**WRITTEN TASK**
Reproduce all the lines below exactly and omit the images.

**Saved entries**

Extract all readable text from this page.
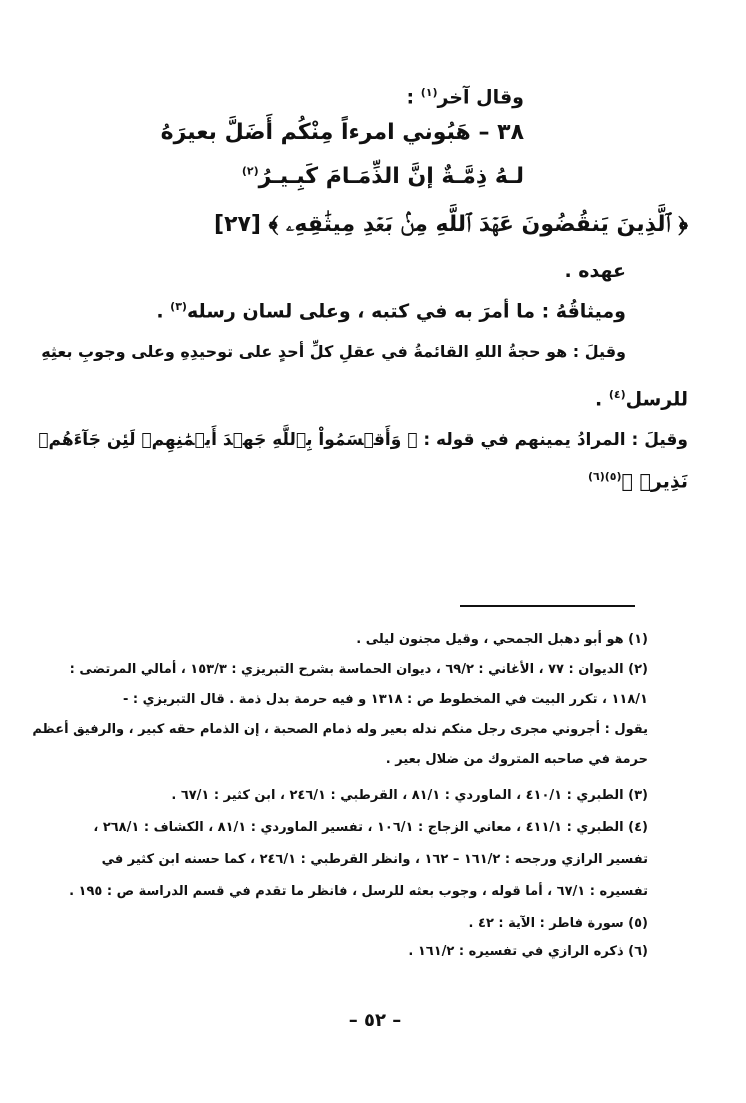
وقال آخر$^{(١)}$ :
٣٨ – هَبُوني امرءاً مِنْكُم أَضَلَّ بعيرَهُ
لـهُ ذِمَّـةٌ إنَّ الذِّمَـامَ كَبِـيـرُ$^{(٢)}$
﴿ ٱلَّذِينَ يَنقُضُونَ عَهۡدَ ٱللَّهِ مِنۢ بَعۡدِ مِيثَٰقِهِۦ ﴾ [٢٧]
عهده .
وميثاقُهُ : ما أمرَ به في كتبه ، وعلى لسان رسله$^{(٣)}$ .
وقيلَ : هو حجةُ اللهِ القائمةُ في عقلِ كلِّ أحدٍ على توحيدِهِ وعلى وجوبِ بعثِهِ
للرسل$^{(٤)}$ .
وقيلَ : المرادُ يمينهم في قوله : ﴿ وَأَقۡسَمُواْ بِٱللَّهِ جَهۡدَ أَيۡمَٰنِهِمۡ لَئِن جَآءَهُمۡ
نَذِيرٞ ﴾$^{(٥)(٦)}$
(١) هو أبو دهبل الجمحي ، وقيل مجنون ليلى .
(٢) الديوان : ٧٧ ، الأغاني : ٦٩/٢ ، ديوان الحماسة بشرح التبريزي : ١٥٣/٣ ، أمالي المرتضى :
١١٨/١ ، تكرر البيت في المخطوط ص : ١٣١٨ و فيه حرمة بدل ذمة . قال التبريزي : -
يقول : أجروني مجرى رجل منكم ندله بعير وله ذمام الصحبة ، إن الذمام حقه كبير ، والرفيق أعظم
حرمة في صاحبه المتروك من ضلال بعير .
(٣) الطبري : ٤١٠/١ ، الماوردي : ٨١/١ ، القرطبي : ٢٤٦/١ ، ابن كثير : ٦٧/١ .
(٤) الطبري : ٤١١/١ ، معاني الزجاج : ١٠٦/١ ، تفسير الماوردي : ٨١/١ ، الكشاف : ٢٦٨/١ ،
تفسير الرازي ورجحه : ١٦١/٢ – ١٦٢ ، وانظر القرطبي : ٢٤٦/١ ، كما حسنه ابن كثير في
تفسيره : ٦٧/١ ، أما قوله ، وجوب بعثه للرسل ، فانظر ما تقدم في قسم الدراسة ص : ١٩٥ .
(٥) سورة فاطر : الآية : ٤٢ .
(٦) ذكره الرازي في تفسيره : ١٦١/٢ .
– ٥٢ –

**ANSWER TO THE PROBLEM**
Extract all readable text from this page.
وقال آخر$^{(١)}$ :
٣٨ – هَبُوني امرءاً مِنْكُم أَضَلَّ بعيرَهُ
لـهُ ذِمَّـةٌ إنَّ الذِّمَـامَ كَبِـيـرُ$^{(٢)}$
﴿ ٱلَّذِينَ يَنقُضُونَ عَهۡدَ ٱللَّهِ مِنۢ بَعۡدِ مِيثَٰقِهِۦ ﴾ [٢٧]
عهده .
وميثاقُهُ : ما أمرَ به في كتبه ، وعلى لسان رسله$^{(٣)}$ .
وقيلَ : هو حجةُ اللهِ القائمةُ في عقلِ كلِّ أحدٍ على توحيدِهِ وعلى وجوبِ بعثِهِ
للرسل$^{(٤)}$ .
وقيلَ : المرادُ يمينهم في قوله : ﴿ وَأَقۡسَمُواْ بِٱللَّهِ جَهۡدَ أَيۡمَٰنِهِمۡ لَئِن جَآءَهُمۡ
نَذِيرٞ ﴾$^{(٥)(٦)}$
(١) هو أبو دهبل الجمحي ، وقيل مجنون ليلى .
(٢) الديوان : ٧٧ ، الأغاني : ٦٩/٢ ، ديوان الحماسة بشرح التبريزي : ١٥٣/٣ ، أمالي المرتضى :
١١٨/١ ، تكرر البيت في المخطوط ص : ١٣١٨ و فيه حرمة بدل ذمة . قال التبريزي : -
يقول : أجروني مجرى رجل منكم ندله بعير وله ذمام الصحبة ، إن الذمام حقه كبير ، والرفيق أعظم
حرمة في صاحبه المتروك من ضلال بعير .
(٣) الطبري : ٤١٠/١ ، الماوردي : ٨١/١ ، القرطبي : ٢٤٦/١ ، ابن كثير : ٦٧/١ .
(٤) الطبري : ٤١١/١ ، معاني الزجاج : ١٠٦/١ ، تفسير الماوردي : ٨١/١ ، الكشاف : ٢٦٨/١ ،
تفسير الرازي ورجحه : ١٦١/٢ – ١٦٢ ، وانظر القرطبي : ٢٤٦/١ ، كما حسنه ابن كثير في
تفسيره : ٦٧/١ ، أما قوله ، وجوب بعثه للرسل ، فانظر ما تقدم في قسم الدراسة ص : ١٩٥ .
(٥) سورة فاطر : الآية : ٤٢ .
(٦) ذكره الرازي في تفسيره : ١٦١/٢ .
– ٥٢ –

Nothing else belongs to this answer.